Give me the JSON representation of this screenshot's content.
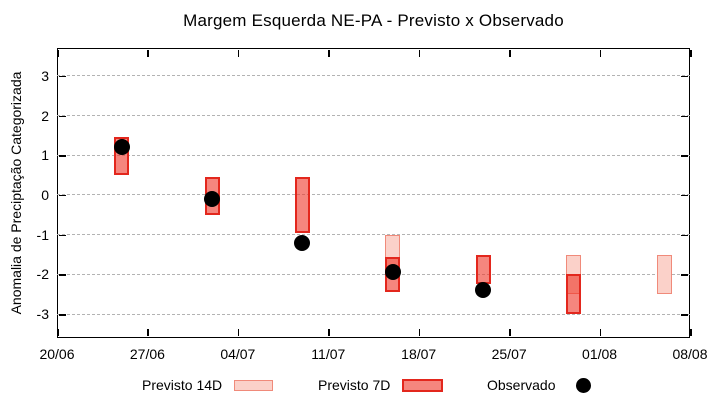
{
  "colors": {
    "previsto_14d_fill": "#fbd1c9",
    "previsto_14d_border": "#f08a7a",
    "previsto_7d_fill_base": "#ee3528",
    "previsto_7d_border": "#e3271d",
    "observado": "#000000",
    "grid": "#b3b3b3",
    "axis": "#000000"
  },
  "chart_data": {
    "type": "bar",
    "subtype": "floating-range-bars-with-observed-points",
    "title": "Margem Esquerda NE-PA - Previsto x Observado",
    "xlabel": "",
    "ylabel": "Anomalia de Preciptação Categorizada",
    "ylim": [
      -3.6,
      3.7
    ],
    "y_ticks": [
      -3,
      -2,
      -1,
      0,
      1,
      2,
      3
    ],
    "x_tick_labels": [
      "20/06",
      "27/06",
      "04/07",
      "11/07",
      "18/07",
      "25/07",
      "01/08",
      "08/08"
    ],
    "x_tick_days": [
      0,
      7,
      14,
      21,
      28,
      35,
      42,
      49
    ],
    "xlim_days": [
      0,
      49
    ],
    "grid": true,
    "grid_style": "horizontal-dashed",
    "legend_position": "bottom",
    "legend": [
      "Previsto 14D",
      "Previsto 7D",
      "Observado"
    ],
    "groups": [
      {
        "date": "25/06",
        "day": 5,
        "previsto_14d": null,
        "previsto_7d": [
          0.5,
          1.45
        ],
        "observado": 1.2
      },
      {
        "date": "02/07",
        "day": 12,
        "previsto_14d": null,
        "previsto_7d": [
          -0.5,
          0.45
        ],
        "observado": -0.1
      },
      {
        "date": "09/07",
        "day": 19,
        "previsto_14d": null,
        "previsto_7d": [
          -0.95,
          0.45
        ],
        "observado": -1.2
      },
      {
        "date": "16/07",
        "day": 26,
        "previsto_14d": [
          -2.0,
          -1.0
        ],
        "previsto_7d": [
          -2.45,
          -1.55
        ],
        "observado": -1.95
      },
      {
        "date": "23/07",
        "day": 33,
        "previsto_14d": null,
        "previsto_7d": [
          -2.25,
          -1.5
        ],
        "observado": -2.4
      },
      {
        "date": "30/07",
        "day": 40,
        "previsto_14d": [
          -2.5,
          -1.5
        ],
        "previsto_7d": [
          -3.0,
          -2.0
        ],
        "observado": null
      },
      {
        "date": "06/08",
        "day": 47,
        "previsto_14d": [
          -2.5,
          -1.5
        ],
        "previsto_7d": null,
        "observado": null
      }
    ]
  }
}
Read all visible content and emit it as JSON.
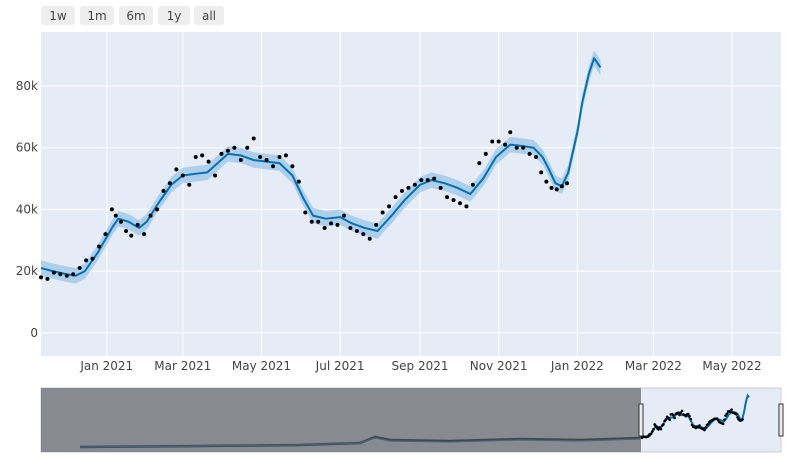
{
  "range_selector": {
    "buttons": [
      {
        "label": "1w"
      },
      {
        "label": "1m"
      },
      {
        "label": "6m"
      },
      {
        "label": "1y"
      },
      {
        "label": "all"
      }
    ]
  },
  "chart_data": {
    "type": "line",
    "title": "",
    "xlabel": "",
    "ylabel": "",
    "x_range": [
      "2020-11-11",
      "2022-06-08"
    ],
    "y_range": [
      -7500,
      97500
    ],
    "y_ticks": [
      {
        "value": 0,
        "label": "0"
      },
      {
        "value": 20000,
        "label": "20k"
      },
      {
        "value": 40000,
        "label": "40k"
      },
      {
        "value": 60000,
        "label": "60k"
      },
      {
        "value": 80000,
        "label": "80k"
      }
    ],
    "x_ticks": [
      {
        "date": "2021-01-01",
        "label": "Jan 2021"
      },
      {
        "date": "2021-03-01",
        "label": "Mar 2021"
      },
      {
        "date": "2021-05-01",
        "label": "May 2021"
      },
      {
        "date": "2021-07-01",
        "label": "Jul 2021"
      },
      {
        "date": "2021-09-01",
        "label": "Sep 2021"
      },
      {
        "date": "2021-11-01",
        "label": "Nov 2021"
      },
      {
        "date": "2022-01-01",
        "label": "Jan 2022"
      },
      {
        "date": "2022-03-01",
        "label": "Mar 2022"
      },
      {
        "date": "2022-05-01",
        "label": "May 2022"
      }
    ],
    "grid": true,
    "colors": {
      "forecast": "#0072b2",
      "band": "#7fb8e4",
      "points": "#000000",
      "plot_bg": "#e5ecf6"
    },
    "series": [
      {
        "role": "forecast",
        "x": [
          "2020-11-11",
          "2020-11-20",
          "2020-12-01",
          "2020-12-08",
          "2020-12-15",
          "2020-12-25",
          "2021-01-05",
          "2021-01-10",
          "2021-01-18",
          "2021-01-26",
          "2021-02-01",
          "2021-02-10",
          "2021-02-20",
          "2021-03-01",
          "2021-03-10",
          "2021-03-20",
          "2021-03-28",
          "2021-04-05",
          "2021-04-15",
          "2021-04-25",
          "2021-05-05",
          "2021-05-15",
          "2021-05-25",
          "2021-06-02",
          "2021-06-10",
          "2021-06-20",
          "2021-07-01",
          "2021-07-10",
          "2021-07-20",
          "2021-07-30",
          "2021-08-10",
          "2021-08-20",
          "2021-09-01",
          "2021-09-10",
          "2021-09-20",
          "2021-09-30",
          "2021-10-10",
          "2021-10-20",
          "2021-10-30",
          "2021-11-10",
          "2021-11-20",
          "2021-11-28",
          "2021-12-05",
          "2021-12-10",
          "2021-12-15",
          "2021-12-20",
          "2021-12-25",
          "2022-01-01",
          "2022-01-05",
          "2022-01-10",
          "2022-01-14",
          "2022-01-19"
        ],
        "y": [
          21000,
          20000,
          19000,
          18500,
          20000,
          26000,
          34000,
          37000,
          36000,
          34000,
          36000,
          42000,
          48000,
          51000,
          51500,
          52000,
          55000,
          58000,
          57500,
          56000,
          55500,
          55000,
          51000,
          44000,
          38000,
          37000,
          37500,
          35500,
          34000,
          33000,
          38000,
          43000,
          48000,
          49500,
          48500,
          47000,
          45000,
          50000,
          57000,
          61000,
          60500,
          60000,
          57000,
          53000,
          48500,
          47500,
          52000,
          65000,
          75000,
          84000,
          89000,
          86000
        ]
      },
      {
        "role": "actual",
        "x": [
          "2020-11-11",
          "2020-11-16",
          "2020-11-21",
          "2020-11-26",
          "2020-12-01",
          "2020-12-06",
          "2020-12-11",
          "2020-12-16",
          "2020-12-21",
          "2020-12-26",
          "2020-12-31",
          "2021-01-05",
          "2021-01-08",
          "2021-01-12",
          "2021-01-16",
          "2021-01-20",
          "2021-01-25",
          "2021-01-30",
          "2021-02-04",
          "2021-02-09",
          "2021-02-14",
          "2021-02-19",
          "2021-02-24",
          "2021-03-01",
          "2021-03-06",
          "2021-03-11",
          "2021-03-16",
          "2021-03-21",
          "2021-03-26",
          "2021-03-31",
          "2021-04-05",
          "2021-04-10",
          "2021-04-15",
          "2021-04-20",
          "2021-04-25",
          "2021-04-30",
          "2021-05-05",
          "2021-05-10",
          "2021-05-15",
          "2021-05-20",
          "2021-05-25",
          "2021-05-30",
          "2021-06-04",
          "2021-06-09",
          "2021-06-14",
          "2021-06-19",
          "2021-06-24",
          "2021-06-29",
          "2021-07-04",
          "2021-07-09",
          "2021-07-14",
          "2021-07-19",
          "2021-07-24",
          "2021-07-29",
          "2021-08-03",
          "2021-08-08",
          "2021-08-13",
          "2021-08-18",
          "2021-08-23",
          "2021-08-28",
          "2021-09-02",
          "2021-09-07",
          "2021-09-12",
          "2021-09-17",
          "2021-09-22",
          "2021-09-27",
          "2021-10-02",
          "2021-10-07",
          "2021-10-12",
          "2021-10-17",
          "2021-10-22",
          "2021-10-27",
          "2021-11-01",
          "2021-11-06",
          "2021-11-10",
          "2021-11-15",
          "2021-11-20",
          "2021-11-25",
          "2021-11-30",
          "2021-12-04",
          "2021-12-08",
          "2021-12-12",
          "2021-12-16",
          "2021-12-20",
          "2021-12-24"
        ],
        "y": [
          18000,
          17500,
          19500,
          19000,
          18500,
          19000,
          21000,
          23500,
          24000,
          28000,
          32000,
          40000,
          38000,
          36000,
          33000,
          31500,
          35000,
          32000,
          38000,
          40000,
          46000,
          48500,
          53000,
          51000,
          48000,
          57000,
          57500,
          55500,
          51000,
          58000,
          59000,
          60000,
          56000,
          60000,
          63000,
          57000,
          56000,
          54000,
          57000,
          57500,
          54000,
          49000,
          39000,
          36000,
          36000,
          34000,
          35500,
          35000,
          38000,
          34000,
          33000,
          32000,
          30500,
          35000,
          39000,
          41000,
          44000,
          46000,
          47000,
          48000,
          49500,
          49500,
          50000,
          47000,
          44000,
          43000,
          42000,
          41000,
          48000,
          55000,
          58000,
          62000,
          62000,
          61000,
          65000,
          60000,
          60000,
          58000,
          57000,
          52000,
          49000,
          47000,
          46500,
          47500,
          48500
        ]
      }
    ]
  }
}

● ● ● ●

● **TASK INSTRUCTIONS**
Using the listing, copy every line where the word "ylabel" shows up.

● **REPLY TO THE EXERCISE**
    "ylabel": "Anomalia de Preciptação Categorizada",
    "ylabel": "",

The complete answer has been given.